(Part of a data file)
▼

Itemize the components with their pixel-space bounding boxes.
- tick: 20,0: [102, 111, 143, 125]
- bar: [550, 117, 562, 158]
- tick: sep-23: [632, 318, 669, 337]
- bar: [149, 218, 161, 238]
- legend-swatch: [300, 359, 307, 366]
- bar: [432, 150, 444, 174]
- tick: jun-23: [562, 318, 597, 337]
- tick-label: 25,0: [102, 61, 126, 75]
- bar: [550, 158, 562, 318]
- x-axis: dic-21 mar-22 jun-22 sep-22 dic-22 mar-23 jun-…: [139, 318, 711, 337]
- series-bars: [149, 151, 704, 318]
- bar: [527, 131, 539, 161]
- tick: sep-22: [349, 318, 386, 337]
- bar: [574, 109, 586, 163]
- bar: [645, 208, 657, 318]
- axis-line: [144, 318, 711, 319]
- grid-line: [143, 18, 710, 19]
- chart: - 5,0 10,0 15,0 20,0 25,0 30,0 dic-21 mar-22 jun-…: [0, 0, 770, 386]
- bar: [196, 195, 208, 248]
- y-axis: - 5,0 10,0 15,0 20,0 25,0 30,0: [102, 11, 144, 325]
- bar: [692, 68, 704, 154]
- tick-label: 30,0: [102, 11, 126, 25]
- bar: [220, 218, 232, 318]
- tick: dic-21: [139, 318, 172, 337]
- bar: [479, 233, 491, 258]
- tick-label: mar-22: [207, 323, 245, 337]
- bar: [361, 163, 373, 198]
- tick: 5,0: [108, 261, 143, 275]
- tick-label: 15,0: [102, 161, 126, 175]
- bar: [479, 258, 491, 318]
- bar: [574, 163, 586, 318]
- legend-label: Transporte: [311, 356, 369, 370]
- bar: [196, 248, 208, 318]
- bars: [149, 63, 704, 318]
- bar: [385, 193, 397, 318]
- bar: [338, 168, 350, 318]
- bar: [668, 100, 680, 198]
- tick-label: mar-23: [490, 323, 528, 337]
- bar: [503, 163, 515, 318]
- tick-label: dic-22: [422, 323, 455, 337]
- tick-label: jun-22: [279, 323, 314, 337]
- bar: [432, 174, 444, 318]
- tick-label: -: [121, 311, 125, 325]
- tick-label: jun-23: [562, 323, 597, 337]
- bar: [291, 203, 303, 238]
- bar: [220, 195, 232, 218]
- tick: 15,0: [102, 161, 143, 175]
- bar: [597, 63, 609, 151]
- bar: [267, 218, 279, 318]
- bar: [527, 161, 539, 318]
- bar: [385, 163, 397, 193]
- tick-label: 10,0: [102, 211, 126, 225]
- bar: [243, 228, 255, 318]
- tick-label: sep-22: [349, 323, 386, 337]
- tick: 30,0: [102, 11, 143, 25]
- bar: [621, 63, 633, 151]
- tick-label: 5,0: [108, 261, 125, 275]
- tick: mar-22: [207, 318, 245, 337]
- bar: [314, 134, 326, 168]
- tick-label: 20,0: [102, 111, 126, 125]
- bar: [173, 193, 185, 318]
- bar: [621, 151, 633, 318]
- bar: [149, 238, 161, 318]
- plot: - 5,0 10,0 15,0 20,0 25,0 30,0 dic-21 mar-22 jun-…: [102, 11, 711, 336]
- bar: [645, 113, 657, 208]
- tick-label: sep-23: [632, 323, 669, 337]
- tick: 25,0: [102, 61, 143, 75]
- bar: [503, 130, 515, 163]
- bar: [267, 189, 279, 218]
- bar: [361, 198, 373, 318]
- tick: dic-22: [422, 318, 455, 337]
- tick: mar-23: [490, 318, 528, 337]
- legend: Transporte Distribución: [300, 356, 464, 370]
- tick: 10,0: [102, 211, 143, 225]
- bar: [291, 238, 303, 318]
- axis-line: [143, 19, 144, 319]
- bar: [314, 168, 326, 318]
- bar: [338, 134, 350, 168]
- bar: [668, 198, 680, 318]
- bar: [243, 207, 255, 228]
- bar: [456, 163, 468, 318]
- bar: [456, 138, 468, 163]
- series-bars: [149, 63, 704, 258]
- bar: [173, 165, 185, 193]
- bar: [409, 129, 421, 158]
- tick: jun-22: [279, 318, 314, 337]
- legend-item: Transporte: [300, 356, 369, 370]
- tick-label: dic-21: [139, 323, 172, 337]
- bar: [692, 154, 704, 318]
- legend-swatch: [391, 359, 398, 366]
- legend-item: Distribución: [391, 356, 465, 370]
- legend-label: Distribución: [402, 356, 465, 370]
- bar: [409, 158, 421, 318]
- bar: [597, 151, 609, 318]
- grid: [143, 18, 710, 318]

▲

* What is expected:
Repeat these lines with each "Transporte" switched to "Transport", keeping everything else the same.

* The reply:
Itemize the components with their pixel-space bounding boxes.
- tick: 20,0: [102, 111, 143, 125]
- bar: [550, 117, 562, 158]
- tick: sep-23: [632, 318, 669, 337]
- bar: [149, 218, 161, 238]
- legend-swatch: [300, 359, 307, 366]
- bar: [432, 150, 444, 174]
- tick: jun-23: [562, 318, 597, 337]
- tick-label: 25,0: [102, 61, 126, 75]
- bar: [550, 158, 562, 318]
- x-axis: dic-21 mar-22 jun-22 sep-22 dic-22 mar-23 jun-…: [139, 318, 711, 337]
- series-bars: [149, 151, 704, 318]
- bar: [527, 131, 539, 161]
- tick: sep-22: [349, 318, 386, 337]
- bar: [574, 109, 586, 163]
- bar: [645, 208, 657, 318]
- axis-line: [144, 318, 711, 319]
- grid-line: [143, 18, 710, 19]
- chart: - 5,0 10,0 15,0 20,0 25,0 30,0 dic-21 mar-22 jun-…: [0, 0, 770, 386]
- bar: [196, 195, 208, 248]
- y-axis: - 5,0 10,0 15,0 20,0 25,0 30,0: [102, 11, 144, 325]
- bar: [692, 68, 704, 154]
- tick-label: 30,0: [102, 11, 126, 25]
- bar: [220, 218, 232, 318]
- tick: dic-21: [139, 318, 172, 337]
- bar: [479, 233, 491, 258]
- tick-label: mar-22: [207, 323, 245, 337]
- bar: [361, 163, 373, 198]
- tick: 5,0: [108, 261, 143, 275]
- tick-label: 15,0: [102, 161, 126, 175]
- bar: [479, 258, 491, 318]
- bar: [574, 163, 586, 318]
- legend-label: Transport: [311, 356, 369, 370]
- bar: [196, 248, 208, 318]
- bars: [149, 63, 704, 318]
- bar: [385, 193, 397, 318]
- bar: [338, 168, 350, 318]
- bar: [668, 100, 680, 198]
- tick-label: mar-23: [490, 323, 528, 337]
- bar: [503, 163, 515, 318]
- tick-label: dic-22: [422, 323, 455, 337]
- tick-label: jun-22: [279, 323, 314, 337]
- bar: [432, 174, 444, 318]
- tick-label: -: [121, 311, 125, 325]
- tick-label: jun-23: [562, 323, 597, 337]
- bar: [291, 203, 303, 238]
- bar: [220, 195, 232, 218]
- tick: 15,0: [102, 161, 143, 175]
- bar: [597, 63, 609, 151]
- bar: [267, 218, 279, 318]
- bar: [527, 161, 539, 318]
- bar: [385, 163, 397, 193]
- tick-label: 10,0: [102, 211, 126, 225]
- bar: [243, 228, 255, 318]
- tick-label: sep-22: [349, 323, 386, 337]
- tick: 30,0: [102, 11, 143, 25]
- bar: [621, 63, 633, 151]
- tick-label: 5,0: [108, 261, 125, 275]
- tick: mar-22: [207, 318, 245, 337]
- bar: [314, 134, 326, 168]
- tick-label: 20,0: [102, 111, 126, 125]
- bar: [173, 193, 185, 318]
- bar: [621, 151, 633, 318]
- bar: [149, 238, 161, 318]
- plot: - 5,0 10,0 15,0 20,0 25,0 30,0 dic-21 mar-22 jun-…: [102, 11, 711, 336]
- bar: [645, 113, 657, 208]
- tick-label: sep-23: [632, 323, 669, 337]
- tick: 25,0: [102, 61, 143, 75]
- bar: [503, 130, 515, 163]
- bar: [267, 189, 279, 218]
- bar: [361, 198, 373, 318]
- tick: dic-22: [422, 318, 455, 337]
- tick: mar-23: [490, 318, 528, 337]
- legend: Transport Distribución: [300, 356, 464, 370]
- tick: 10,0: [102, 211, 143, 225]
- bar: [291, 238, 303, 318]
- axis-line: [143, 19, 144, 319]
- bar: [314, 168, 326, 318]
- bar: [338, 134, 350, 168]
- bar: [668, 198, 680, 318]
- bar: [243, 207, 255, 228]
- bar: [456, 163, 468, 318]
- bar: [456, 138, 468, 163]
- series-bars: [149, 63, 704, 258]
- bar: [173, 165, 185, 193]
- bar: [409, 129, 421, 158]
- tick: jun-22: [279, 318, 314, 337]
- legend-item: Transport: [300, 356, 369, 370]
- tick-label: dic-21: [139, 323, 172, 337]
- bar: [692, 154, 704, 318]
- legend-swatch: [391, 359, 398, 366]
- legend-item: Distribución: [391, 356, 465, 370]
- legend-label: Distribución: [402, 356, 465, 370]
- bar: [409, 158, 421, 318]
- bar: [597, 151, 609, 318]
- grid: [143, 18, 710, 318]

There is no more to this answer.